Tasks:
1. In the profile of Perry Bräutigam below, explain how the senior career total of 415 appearances is made up, in one to three sentences.
2. Answer these questions from the profile of Perry Bräutigam below:
(a) Where was he born?
(b) How many appearances did he make for East Germany, and in which years?
(c) For which club was he goalkeeper coach from 2002 to 2009?
3. Proceed with the profile of Perry Bräutigam below, picking up where it stops.

Selected extract START

Personal information
- Date of birth: 28 March 1963 (age 61)
- Place of birth: Altenburg, East Germany
- Height: 1.89 m (6 ft 2 in)
- Position(s): Goalkeeper

Team information
- Current team: RB Leipzig (goalkeeper coach)

Youth career
- 1970–1978: BSG Motor Altenburg
- 1978–1979: Lokomotive Leipzig
- 1979–1982: BSG Motor Altenburg
- 1982–1984: Carl Zeiss Jena

Senior career*
- Years: Team / Apps / (Gls)
- 1984–1994: Carl Zeiss Jena / 278 / (0)
- 1994–1995: 1. FC Nürnberg / 33 / (0)
- 1995–2002: Hansa Rostock / 104 / (0)
- Total:  / 415 / (0)

International career
- 1989–1990: East Germany / 3 / (0)

Managerial career
- 2002–2009: Hansa Rostock (goalkeeper coach)
- 2009–2015: RB Leipzig (goalkeeper coach)

= Perry Bräutigam =

German footballer and coach (born 1963)

Selected extract END
Provided information START

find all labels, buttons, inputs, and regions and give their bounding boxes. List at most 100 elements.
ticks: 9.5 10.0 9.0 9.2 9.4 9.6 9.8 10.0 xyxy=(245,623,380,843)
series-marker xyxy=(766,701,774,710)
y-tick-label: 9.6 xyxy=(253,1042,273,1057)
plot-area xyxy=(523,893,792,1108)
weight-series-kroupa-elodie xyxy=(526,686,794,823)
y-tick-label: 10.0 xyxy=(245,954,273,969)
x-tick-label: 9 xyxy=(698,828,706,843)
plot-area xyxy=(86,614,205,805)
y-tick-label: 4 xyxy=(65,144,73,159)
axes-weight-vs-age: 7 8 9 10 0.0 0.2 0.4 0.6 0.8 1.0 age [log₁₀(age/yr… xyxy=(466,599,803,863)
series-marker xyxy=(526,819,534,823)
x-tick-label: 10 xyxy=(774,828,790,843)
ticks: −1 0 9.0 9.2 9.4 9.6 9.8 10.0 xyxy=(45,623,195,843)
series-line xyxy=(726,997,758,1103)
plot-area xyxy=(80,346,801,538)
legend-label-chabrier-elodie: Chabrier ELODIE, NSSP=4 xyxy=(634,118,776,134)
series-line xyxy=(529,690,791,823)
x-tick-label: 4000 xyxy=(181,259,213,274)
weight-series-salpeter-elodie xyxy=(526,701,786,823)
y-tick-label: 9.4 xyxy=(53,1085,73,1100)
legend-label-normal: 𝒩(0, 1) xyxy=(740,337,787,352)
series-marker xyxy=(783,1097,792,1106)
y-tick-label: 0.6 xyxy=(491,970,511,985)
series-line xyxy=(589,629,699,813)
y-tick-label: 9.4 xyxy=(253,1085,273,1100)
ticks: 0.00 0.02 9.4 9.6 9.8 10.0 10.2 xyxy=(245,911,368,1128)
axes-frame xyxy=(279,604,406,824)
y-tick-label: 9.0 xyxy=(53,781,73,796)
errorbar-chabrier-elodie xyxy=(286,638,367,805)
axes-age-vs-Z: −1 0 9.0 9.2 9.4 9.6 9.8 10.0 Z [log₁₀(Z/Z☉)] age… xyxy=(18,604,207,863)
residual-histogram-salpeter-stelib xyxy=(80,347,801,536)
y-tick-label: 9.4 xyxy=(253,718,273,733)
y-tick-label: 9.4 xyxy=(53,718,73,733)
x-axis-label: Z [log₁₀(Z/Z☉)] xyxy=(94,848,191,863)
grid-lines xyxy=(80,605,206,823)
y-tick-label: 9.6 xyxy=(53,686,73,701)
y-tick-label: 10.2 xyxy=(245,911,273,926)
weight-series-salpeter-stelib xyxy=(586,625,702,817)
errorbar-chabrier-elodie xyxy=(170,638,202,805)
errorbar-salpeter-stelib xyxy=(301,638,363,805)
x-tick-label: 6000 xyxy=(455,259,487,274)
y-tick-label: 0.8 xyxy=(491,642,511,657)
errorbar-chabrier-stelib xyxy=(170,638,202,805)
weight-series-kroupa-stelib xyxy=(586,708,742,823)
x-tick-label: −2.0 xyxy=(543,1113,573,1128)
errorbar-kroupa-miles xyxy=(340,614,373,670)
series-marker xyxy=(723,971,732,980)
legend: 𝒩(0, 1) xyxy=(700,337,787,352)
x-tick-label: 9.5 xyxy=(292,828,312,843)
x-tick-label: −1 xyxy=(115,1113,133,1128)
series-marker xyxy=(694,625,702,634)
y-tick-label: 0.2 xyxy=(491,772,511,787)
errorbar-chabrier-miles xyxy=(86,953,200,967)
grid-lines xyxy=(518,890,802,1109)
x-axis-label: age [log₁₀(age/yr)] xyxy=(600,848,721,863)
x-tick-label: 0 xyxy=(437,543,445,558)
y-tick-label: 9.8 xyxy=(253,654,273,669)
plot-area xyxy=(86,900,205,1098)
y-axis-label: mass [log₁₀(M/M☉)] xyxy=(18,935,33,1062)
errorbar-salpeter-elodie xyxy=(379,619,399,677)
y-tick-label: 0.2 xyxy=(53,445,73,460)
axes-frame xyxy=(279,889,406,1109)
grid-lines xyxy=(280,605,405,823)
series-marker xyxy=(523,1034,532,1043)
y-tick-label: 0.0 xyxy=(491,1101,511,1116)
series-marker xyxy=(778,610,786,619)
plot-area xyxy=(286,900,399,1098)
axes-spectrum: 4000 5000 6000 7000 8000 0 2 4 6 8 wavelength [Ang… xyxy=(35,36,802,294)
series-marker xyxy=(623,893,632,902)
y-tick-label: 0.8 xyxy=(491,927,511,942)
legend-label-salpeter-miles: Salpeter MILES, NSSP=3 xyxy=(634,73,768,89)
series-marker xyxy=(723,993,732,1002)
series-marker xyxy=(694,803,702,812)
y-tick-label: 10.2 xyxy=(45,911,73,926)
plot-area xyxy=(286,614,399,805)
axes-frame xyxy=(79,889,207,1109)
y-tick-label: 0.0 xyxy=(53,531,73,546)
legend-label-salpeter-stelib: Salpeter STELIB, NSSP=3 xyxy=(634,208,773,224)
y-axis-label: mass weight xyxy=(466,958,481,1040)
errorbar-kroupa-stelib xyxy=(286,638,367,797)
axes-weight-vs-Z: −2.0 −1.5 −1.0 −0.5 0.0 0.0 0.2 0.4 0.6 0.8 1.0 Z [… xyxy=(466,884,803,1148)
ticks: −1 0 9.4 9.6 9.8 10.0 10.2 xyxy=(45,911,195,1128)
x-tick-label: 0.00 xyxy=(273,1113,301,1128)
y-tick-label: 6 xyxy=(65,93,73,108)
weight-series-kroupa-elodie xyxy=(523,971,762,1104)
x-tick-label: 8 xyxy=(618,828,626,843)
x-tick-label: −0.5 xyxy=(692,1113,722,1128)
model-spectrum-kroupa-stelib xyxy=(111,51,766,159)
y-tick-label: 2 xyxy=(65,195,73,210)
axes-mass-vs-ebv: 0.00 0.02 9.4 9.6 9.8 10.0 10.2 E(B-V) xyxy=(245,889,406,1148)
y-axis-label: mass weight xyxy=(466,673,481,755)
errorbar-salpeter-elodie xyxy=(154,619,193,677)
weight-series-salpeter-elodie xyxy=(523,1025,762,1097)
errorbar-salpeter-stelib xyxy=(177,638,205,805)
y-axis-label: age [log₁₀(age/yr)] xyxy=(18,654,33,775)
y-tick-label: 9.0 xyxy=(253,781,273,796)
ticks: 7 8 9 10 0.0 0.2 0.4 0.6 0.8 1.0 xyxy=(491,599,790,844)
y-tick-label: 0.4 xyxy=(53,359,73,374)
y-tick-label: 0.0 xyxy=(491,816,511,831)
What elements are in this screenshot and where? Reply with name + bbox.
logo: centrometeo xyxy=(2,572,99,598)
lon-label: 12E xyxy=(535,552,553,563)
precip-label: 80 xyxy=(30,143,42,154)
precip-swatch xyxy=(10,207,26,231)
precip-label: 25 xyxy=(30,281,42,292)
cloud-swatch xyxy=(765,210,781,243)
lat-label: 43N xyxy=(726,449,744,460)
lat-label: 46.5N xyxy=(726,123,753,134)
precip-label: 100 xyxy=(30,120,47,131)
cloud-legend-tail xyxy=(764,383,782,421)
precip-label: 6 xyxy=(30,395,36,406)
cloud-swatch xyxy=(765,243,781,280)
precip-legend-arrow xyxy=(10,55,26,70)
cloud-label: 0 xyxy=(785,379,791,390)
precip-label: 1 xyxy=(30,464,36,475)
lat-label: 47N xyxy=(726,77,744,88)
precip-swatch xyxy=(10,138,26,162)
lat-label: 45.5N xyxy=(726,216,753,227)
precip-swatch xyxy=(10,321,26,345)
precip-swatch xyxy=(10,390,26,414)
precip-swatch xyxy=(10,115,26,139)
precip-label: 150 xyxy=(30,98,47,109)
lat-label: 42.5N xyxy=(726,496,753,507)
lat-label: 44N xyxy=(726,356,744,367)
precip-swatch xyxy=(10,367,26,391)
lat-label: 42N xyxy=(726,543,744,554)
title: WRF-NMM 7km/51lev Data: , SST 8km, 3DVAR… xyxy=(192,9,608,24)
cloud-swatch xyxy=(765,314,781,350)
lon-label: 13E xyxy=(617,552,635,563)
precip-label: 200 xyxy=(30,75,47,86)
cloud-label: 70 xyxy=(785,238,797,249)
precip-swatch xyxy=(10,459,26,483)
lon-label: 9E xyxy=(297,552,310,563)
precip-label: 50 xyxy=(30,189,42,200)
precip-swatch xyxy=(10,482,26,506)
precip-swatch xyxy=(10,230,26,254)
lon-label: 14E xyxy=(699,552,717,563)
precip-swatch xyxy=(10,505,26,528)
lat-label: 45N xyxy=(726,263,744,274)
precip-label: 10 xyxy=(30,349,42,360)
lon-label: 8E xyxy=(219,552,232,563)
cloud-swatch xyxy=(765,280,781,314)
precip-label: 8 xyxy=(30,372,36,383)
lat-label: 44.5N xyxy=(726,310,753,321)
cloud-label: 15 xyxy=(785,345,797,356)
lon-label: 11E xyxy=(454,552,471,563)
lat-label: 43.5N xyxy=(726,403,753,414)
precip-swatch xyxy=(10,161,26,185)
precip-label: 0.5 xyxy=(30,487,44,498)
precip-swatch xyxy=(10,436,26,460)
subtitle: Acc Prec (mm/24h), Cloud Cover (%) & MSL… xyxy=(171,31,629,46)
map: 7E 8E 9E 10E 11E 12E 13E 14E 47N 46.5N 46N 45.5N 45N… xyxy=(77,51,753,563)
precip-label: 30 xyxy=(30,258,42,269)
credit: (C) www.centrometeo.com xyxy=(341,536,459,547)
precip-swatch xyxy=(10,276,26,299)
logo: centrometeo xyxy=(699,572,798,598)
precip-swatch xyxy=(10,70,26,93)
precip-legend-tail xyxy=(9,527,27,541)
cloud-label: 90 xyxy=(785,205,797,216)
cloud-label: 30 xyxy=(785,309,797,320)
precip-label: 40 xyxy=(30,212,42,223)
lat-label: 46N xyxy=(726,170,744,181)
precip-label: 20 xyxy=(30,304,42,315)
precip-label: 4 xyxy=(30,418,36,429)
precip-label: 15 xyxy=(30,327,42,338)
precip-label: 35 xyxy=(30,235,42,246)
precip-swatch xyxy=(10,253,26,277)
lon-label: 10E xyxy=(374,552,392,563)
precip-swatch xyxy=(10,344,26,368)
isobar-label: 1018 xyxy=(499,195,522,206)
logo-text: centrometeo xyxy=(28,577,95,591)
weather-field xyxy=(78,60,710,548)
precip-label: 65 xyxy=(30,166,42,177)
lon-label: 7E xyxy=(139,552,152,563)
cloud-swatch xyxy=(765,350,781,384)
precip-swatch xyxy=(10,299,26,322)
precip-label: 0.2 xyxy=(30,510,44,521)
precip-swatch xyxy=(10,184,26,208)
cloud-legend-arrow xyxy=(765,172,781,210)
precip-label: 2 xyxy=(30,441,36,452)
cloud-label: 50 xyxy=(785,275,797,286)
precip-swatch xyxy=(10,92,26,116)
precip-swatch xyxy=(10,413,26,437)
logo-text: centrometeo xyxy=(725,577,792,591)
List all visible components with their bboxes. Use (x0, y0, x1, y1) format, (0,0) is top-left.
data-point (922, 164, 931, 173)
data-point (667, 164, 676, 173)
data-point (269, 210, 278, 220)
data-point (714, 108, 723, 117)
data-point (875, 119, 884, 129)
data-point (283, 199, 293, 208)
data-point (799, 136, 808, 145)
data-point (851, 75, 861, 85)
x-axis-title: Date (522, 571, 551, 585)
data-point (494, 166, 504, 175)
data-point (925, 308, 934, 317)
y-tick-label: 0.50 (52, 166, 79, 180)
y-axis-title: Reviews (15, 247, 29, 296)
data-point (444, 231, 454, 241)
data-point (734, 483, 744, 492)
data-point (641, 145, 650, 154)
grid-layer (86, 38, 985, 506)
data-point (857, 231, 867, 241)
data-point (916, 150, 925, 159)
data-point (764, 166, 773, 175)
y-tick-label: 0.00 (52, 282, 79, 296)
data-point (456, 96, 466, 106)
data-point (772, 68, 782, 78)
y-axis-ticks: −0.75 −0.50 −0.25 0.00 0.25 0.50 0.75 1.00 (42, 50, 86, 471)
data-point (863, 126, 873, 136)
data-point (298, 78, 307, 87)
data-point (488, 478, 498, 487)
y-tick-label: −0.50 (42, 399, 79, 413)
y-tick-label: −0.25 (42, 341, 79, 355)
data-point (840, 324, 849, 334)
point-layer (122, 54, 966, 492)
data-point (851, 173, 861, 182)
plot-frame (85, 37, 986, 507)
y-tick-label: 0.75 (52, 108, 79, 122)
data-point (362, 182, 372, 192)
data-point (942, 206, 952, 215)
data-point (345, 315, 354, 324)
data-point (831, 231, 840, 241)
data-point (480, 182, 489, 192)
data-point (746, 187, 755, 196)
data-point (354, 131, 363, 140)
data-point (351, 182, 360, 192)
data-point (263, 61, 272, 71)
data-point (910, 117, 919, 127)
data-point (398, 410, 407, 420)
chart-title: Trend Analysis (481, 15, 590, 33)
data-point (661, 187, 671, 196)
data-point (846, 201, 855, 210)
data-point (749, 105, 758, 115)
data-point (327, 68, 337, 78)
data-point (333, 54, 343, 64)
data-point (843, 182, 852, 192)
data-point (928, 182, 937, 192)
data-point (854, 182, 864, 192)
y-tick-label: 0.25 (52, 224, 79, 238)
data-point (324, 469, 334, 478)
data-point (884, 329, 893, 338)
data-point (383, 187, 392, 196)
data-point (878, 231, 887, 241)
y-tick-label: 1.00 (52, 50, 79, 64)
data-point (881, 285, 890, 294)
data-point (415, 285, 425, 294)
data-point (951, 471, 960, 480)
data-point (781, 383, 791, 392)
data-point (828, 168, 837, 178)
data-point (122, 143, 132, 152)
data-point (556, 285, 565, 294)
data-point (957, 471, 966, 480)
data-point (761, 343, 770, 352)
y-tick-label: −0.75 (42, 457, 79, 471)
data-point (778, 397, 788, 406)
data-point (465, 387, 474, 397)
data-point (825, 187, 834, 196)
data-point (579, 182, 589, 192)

Provided information END

Answers to the problems:
1. The 415 appearances are the sum of his three senior clubs: 278 for Carl Zeiss Jena (1984–1994), 33 for 1. FC Nürnberg (1994–1995) and 104 for Hansa Rostock (1995–2002).

2.
(a) Altenburg, East Germany.
(b) Three appearances, from 1989 to 1990.
(c) Hansa Rostock.

3.
Perry Bräutigam (born 28 March 1963) is a German footballer and coach who worked as coach for RB Leipzig.

==Playing career==
Bräutigam was born on 28 March 1963, in Altenburg. A goalkeeper, he played over 450 matches at the first and second level of the East and unified German football pyramid. He also won three caps for the East Germany national team.

==Coaching career==
Immediately after his playing career ended, Bräutigam started working as goalkeeper coach for F.C. Hansa Rostock. When his contract ended in 2009, he moved to the newly formed RB Leipzig, also as goalkeeper coach.